**What the task asks**
Transcribe the entries exactly; images are not part of the copy.

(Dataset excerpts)

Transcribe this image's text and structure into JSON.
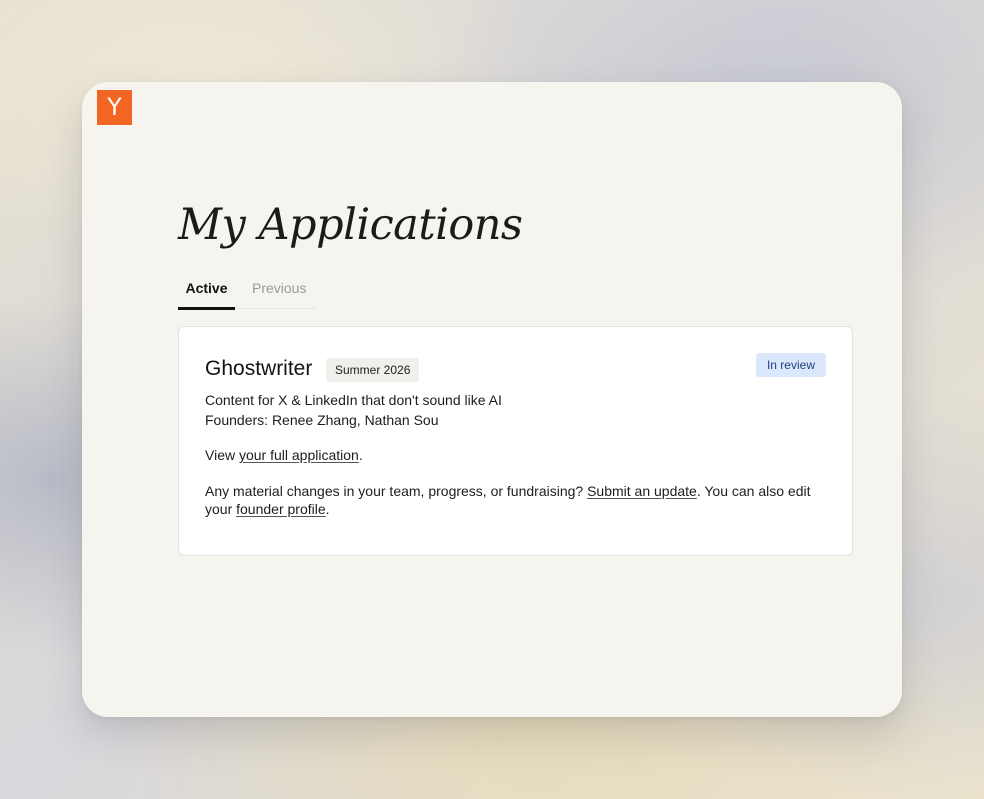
{
  "app": {
    "logo_letter": "Y",
    "title": "My Applications"
  },
  "tabs": [
    {
      "label": "Active",
      "active": true
    },
    {
      "label": "Previous",
      "active": false
    }
  ],
  "application": {
    "company": "Ghostwriter",
    "batch": "Summer 2026",
    "status": "In review",
    "tagline": "Content for X & LinkedIn that don't sound like AI",
    "founders_label": "Founders:",
    "founders": [
      "Renee Zhang,",
      "Nathan Sou"
    ],
    "view_prefix": "View ",
    "view_link": "your full application",
    "view_suffix": ".",
    "changes_prefix": "Any material changes in your team, progress, or fundraising? ",
    "update_link": "Submit an update",
    "changes_middle": ". You can also edit your ",
    "profile_link": "founder profile",
    "changes_suffix": "."
  },
  "colors": {
    "logo": "#f26522",
    "status_bg": "#dbe8fb",
    "status_text": "#23407a"
  }
}
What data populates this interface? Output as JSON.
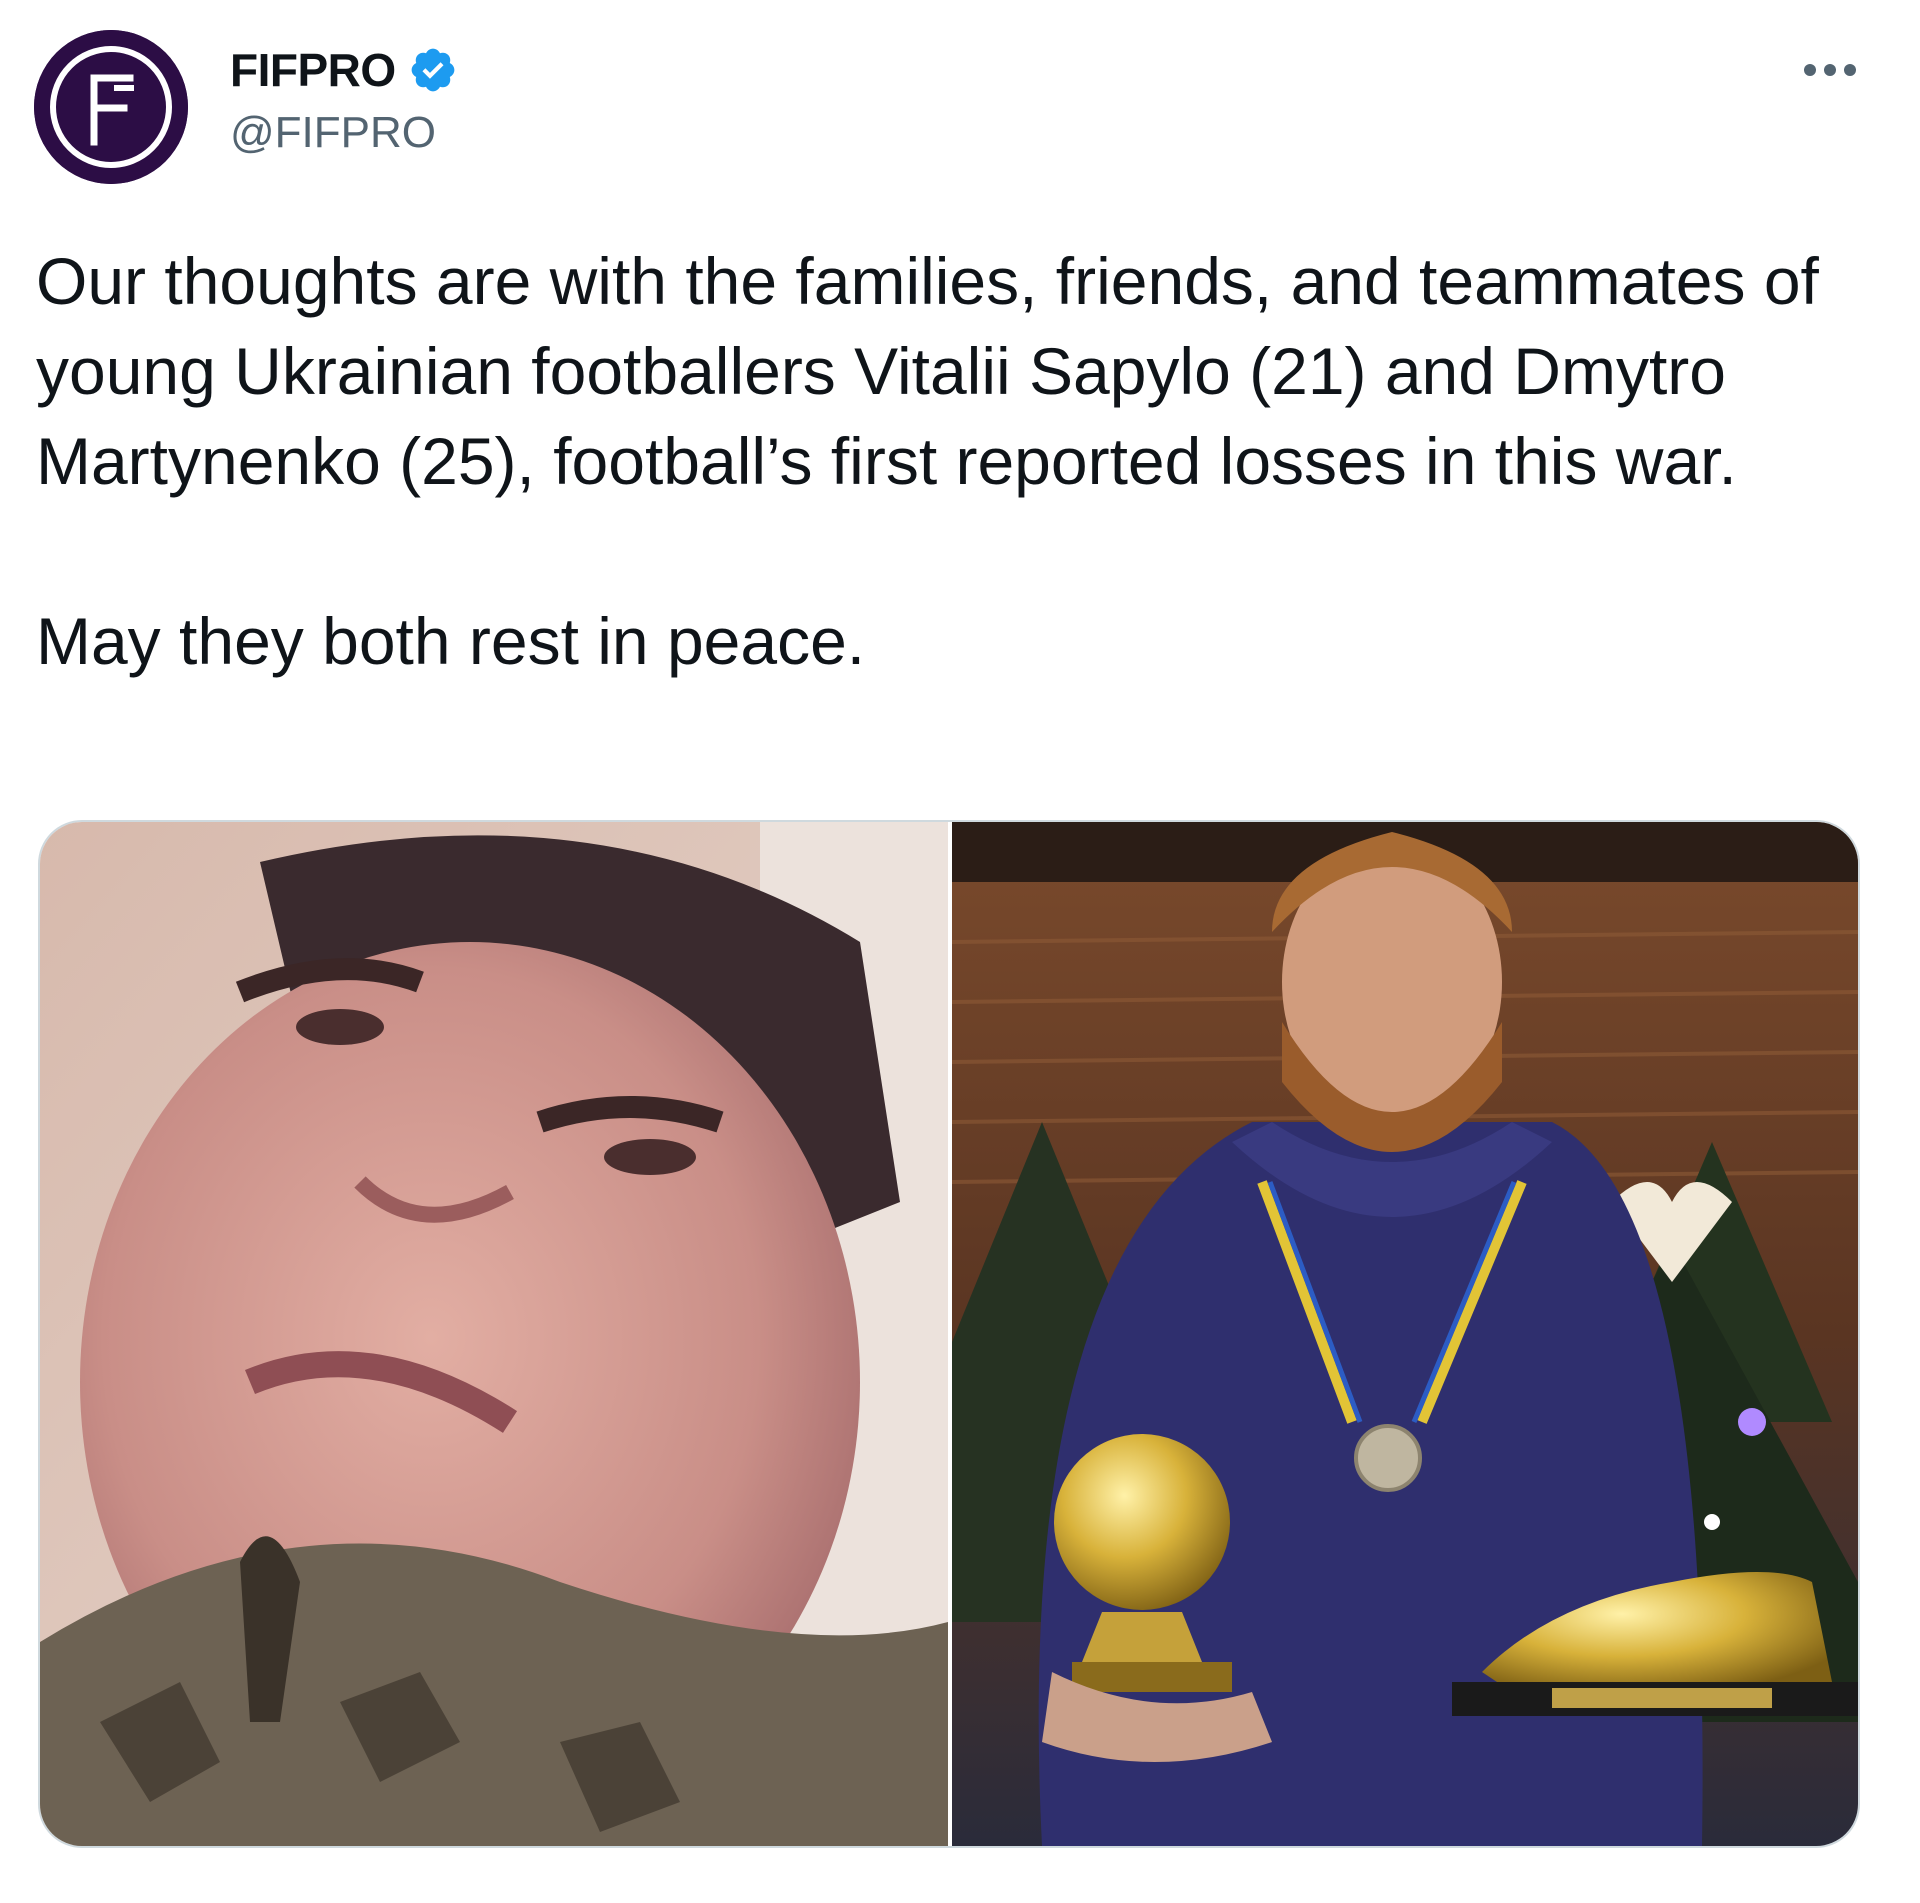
{
  "author": {
    "display_name": "FIFPRO",
    "handle": "@FIFPRO",
    "verified": true,
    "avatar_icon": "fifpro-logo",
    "avatar_color": "#2c0d45"
  },
  "tweet": {
    "paragraphs": [
      "Our thoughts are with the families, friends, and teammates of young Ukrainian footballers Vitalii Sapylo (21) and Dmytro Martynenko (25), football’s first reported losses in this war.",
      "May they both rest in peace."
    ]
  },
  "media": {
    "count": 2,
    "photos": [
      {
        "icon": "photo-portrait-selfie"
      },
      {
        "icon": "photo-player-with-trophies"
      }
    ]
  },
  "icons": {
    "verified": "verified-badge-icon",
    "more": "more-options-icon"
  },
  "colors": {
    "text_primary": "#0f1419",
    "text_secondary": "#536471",
    "verified_blue": "#1d9bf0",
    "border": "#cfd9de"
  }
}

**Reply to the exercise**
Transcribe this image's text and structure into JSON.
{
  "app": {
    "logo_letter": "Y",
    "title": "My Applications"
  },
  "tabs": [
    {
      "label": "Active",
      "active": true
    },
    {
      "label": "Previous",
      "active": false
    }
  ],
  "application": {
    "company": "Ghostwriter",
    "batch": "Summer 2026",
    "status": "In review",
    "tagline": "Content for X & LinkedIn that don't sound like AI",
    "founders_label": "Founders:",
    "founders": [
      "Renee Zhang,",
      "Nathan Sou"
    ],
    "view_prefix": "View ",
    "view_link": "your full application",
    "view_suffix": ".",
    "changes_prefix": "Any material changes in your team, progress, or fundraising? ",
    "update_link": "Submit an update",
    "changes_middle": ". You can also edit your ",
    "profile_link": "founder profile",
    "changes_suffix": "."
  },
  "colors": {
    "logo": "#f26522",
    "status_bg": "#dbe8fb",
    "status_text": "#23407a"
  }
}
What data populates this interface? Output as JSON.
{
  "author": {
    "display_name": "FIFPRO",
    "handle": "@FIFPRO",
    "verified": true,
    "avatar_icon": "fifpro-logo",
    "avatar_color": "#2c0d45"
  },
  "tweet": {
    "paragraphs": [
      "Our thoughts are with the families, friends, and teammates of young Ukrainian footballers Vitalii Sapylo (21) and Dmytro Martynenko (25), football’s first reported losses in this war.",
      "May they both rest in peace."
    ]
  },
  "media": {
    "count": 2,
    "photos": [
      {
        "icon": "photo-portrait-selfie"
      },
      {
        "icon": "photo-player-with-trophies"
      }
    ]
  },
  "icons": {
    "verified": "verified-badge-icon",
    "more": "more-options-icon"
  },
  "colors": {
    "text_primary": "#0f1419",
    "text_secondary": "#536471",
    "verified_blue": "#1d9bf0",
    "border": "#cfd9de"
  }
}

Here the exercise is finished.